(Short task):
Give the listing again in full, exactly as written.

(Stored entries):
=======

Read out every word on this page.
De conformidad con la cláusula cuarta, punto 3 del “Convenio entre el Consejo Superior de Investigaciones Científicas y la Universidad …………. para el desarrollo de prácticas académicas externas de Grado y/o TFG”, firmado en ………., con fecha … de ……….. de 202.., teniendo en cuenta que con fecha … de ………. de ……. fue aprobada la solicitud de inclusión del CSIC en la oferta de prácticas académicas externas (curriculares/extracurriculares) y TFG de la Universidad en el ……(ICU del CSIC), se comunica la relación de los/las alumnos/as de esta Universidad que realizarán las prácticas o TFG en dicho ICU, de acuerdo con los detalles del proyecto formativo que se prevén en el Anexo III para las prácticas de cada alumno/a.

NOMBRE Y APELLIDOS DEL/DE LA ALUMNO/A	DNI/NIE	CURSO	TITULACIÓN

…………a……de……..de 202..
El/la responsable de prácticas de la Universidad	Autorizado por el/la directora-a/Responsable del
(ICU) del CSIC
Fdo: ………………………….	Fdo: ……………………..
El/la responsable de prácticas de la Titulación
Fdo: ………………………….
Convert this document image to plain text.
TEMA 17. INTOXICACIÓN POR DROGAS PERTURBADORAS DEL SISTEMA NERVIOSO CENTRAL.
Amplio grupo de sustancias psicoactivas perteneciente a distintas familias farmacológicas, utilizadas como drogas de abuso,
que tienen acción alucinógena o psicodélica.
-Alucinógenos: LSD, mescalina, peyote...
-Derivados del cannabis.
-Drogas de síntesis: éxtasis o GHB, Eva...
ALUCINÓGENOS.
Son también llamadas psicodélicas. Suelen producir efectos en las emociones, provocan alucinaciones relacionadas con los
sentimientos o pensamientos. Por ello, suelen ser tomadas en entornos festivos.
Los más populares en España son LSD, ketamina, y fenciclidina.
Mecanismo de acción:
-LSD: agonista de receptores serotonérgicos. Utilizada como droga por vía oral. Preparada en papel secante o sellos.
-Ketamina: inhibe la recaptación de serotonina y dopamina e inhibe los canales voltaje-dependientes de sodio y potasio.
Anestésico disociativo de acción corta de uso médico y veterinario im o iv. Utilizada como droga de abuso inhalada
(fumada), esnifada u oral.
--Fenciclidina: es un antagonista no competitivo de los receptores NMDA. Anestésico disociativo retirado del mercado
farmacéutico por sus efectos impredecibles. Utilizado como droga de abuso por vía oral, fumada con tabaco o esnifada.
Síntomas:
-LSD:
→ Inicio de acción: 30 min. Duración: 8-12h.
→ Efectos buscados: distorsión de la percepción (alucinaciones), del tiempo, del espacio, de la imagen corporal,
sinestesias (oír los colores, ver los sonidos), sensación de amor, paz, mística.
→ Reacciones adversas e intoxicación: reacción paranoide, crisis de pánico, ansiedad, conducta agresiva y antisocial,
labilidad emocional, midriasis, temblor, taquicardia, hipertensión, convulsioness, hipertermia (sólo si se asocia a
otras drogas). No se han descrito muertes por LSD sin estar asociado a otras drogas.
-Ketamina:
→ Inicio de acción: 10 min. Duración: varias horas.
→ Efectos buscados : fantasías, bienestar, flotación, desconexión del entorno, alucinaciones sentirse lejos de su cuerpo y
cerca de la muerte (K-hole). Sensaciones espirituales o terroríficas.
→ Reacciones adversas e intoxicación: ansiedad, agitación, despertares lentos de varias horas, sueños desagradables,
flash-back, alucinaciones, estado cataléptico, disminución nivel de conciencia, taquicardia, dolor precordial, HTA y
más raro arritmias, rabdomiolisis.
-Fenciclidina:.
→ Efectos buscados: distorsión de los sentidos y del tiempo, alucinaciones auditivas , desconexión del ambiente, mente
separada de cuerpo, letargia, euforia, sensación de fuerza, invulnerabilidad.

=======

(Result of this task):
Read out every word on this page.
De conformidad con la cláusula cuarta, punto 3 del “Convenio entre el Consejo Superior de Investigaciones Científicas y la Universidad …………. para el desarrollo de prácticas académicas externas de Grado y/o TFG”, firmado en ………., con fecha … de ……….. de 202.., teniendo en cuenta que con fecha … de ………. de ……. fue aprobada la solicitud de inclusión del CSIC en la oferta de prácticas académicas externas (curriculares/extracurriculares) y TFG de la Universidad en el ……(ICU del CSIC), se comunica la relación de los/las alumnos/as de esta Universidad que realizarán las prácticas o TFG en dicho ICU, de acuerdo con los detalles del proyecto formativo que se prevén en el Anexo III para las prácticas de cada alumno/a.

NOMBRE Y APELLIDOS DEL/DE LA ALUMNO/A	DNI/NIE	CURSO	TITULACIÓN

…………a……de……..de 202..
El/la responsable de prácticas de la Universidad	Autorizado por el/la directora-a/Responsable del
(ICU) del CSIC
Fdo: ………………………….	Fdo: ……………………..
El/la responsable de prácticas de la Titulación
Fdo: ………………………….
Convert this document image to plain text.
TEMA 17. INTOXICACIÓN POR DROGAS PERTURBADORAS DEL SISTEMA NERVIOSO CENTRAL.
Amplio grupo de sustancias psicoactivas perteneciente a distintas familias farmacológicas, utilizadas como drogas de abuso,
que tienen acción alucinógena o psicodélica.
-Alucinógenos: LSD, mescalina, peyote...
-Derivados del cannabis.
-Drogas de síntesis: éxtasis o GHB, Eva...
ALUCINÓGENOS.
Son también llamadas psicodélicas. Suelen producir efectos en las emociones, provocan alucinaciones relacionadas con los
sentimientos o pensamientos. Por ello, suelen ser tomadas en entornos festivos.
Los más populares en España son LSD, ketamina, y fenciclidina.
Mecanismo de acción:
-LSD: agonista de receptores serotonérgicos. Utilizada como droga por vía oral. Preparada en papel secante o sellos.
-Ketamina: inhibe la recaptación de serotonina y dopamina e inhibe los canales voltaje-dependientes de sodio y potasio.
Anestésico disociativo de acción corta de uso médico y veterinario im o iv. Utilizada como droga de abuso inhalada
(fumada), esnifada u oral.
--Fenciclidina: es un antagonista no competitivo de los receptores NMDA. Anestésico disociativo retirado del mercado
farmacéutico por sus efectos impredecibles. Utilizado como droga de abuso por vía oral, fumada con tabaco o esnifada.
Síntomas:
-LSD:
→ Inicio de acción: 30 min. Duración: 8-12h.
→ Efectos buscados: distorsión de la percepción (alucinaciones), del tiempo, del espacio, de la imagen corporal,
sinestesias (oír los colores, ver los sonidos), sensación de amor, paz, mística.
→ Reacciones adversas e intoxicación: reacción paranoide, crisis de pánico, ansiedad, conducta agresiva y antisocial,
labilidad emocional, midriasis, temblor, taquicardia, hipertensión, convulsioness, hipertermia (sólo si se asocia a
otras drogas). No se han descrito muertes por LSD sin estar asociado a otras drogas.
-Ketamina:
→ Inicio de acción: 10 min. Duración: varias horas.
→ Efectos buscados : fantasías, bienestar, flotación, desconexión del entorno, alucinaciones sentirse lejos de su cuerpo y
cerca de la muerte (K-hole). Sensaciones espirituales o terroríficas.
→ Reacciones adversas e intoxicación: ansiedad, agitación, despertares lentos de varias horas, sueños desagradables,
flash-back, alucinaciones, estado cataléptico, disminución nivel de conciencia, taquicardia, dolor precordial, HTA y
más raro arritmias, rabdomiolisis.
-Fenciclidina:.
→ Efectos buscados: distorsión de los sentidos y del tiempo, alucinaciones auditivas , desconexión del ambiente, mente
separada de cuerpo, letargia, euforia, sensación de fuerza, invulnerabilidad.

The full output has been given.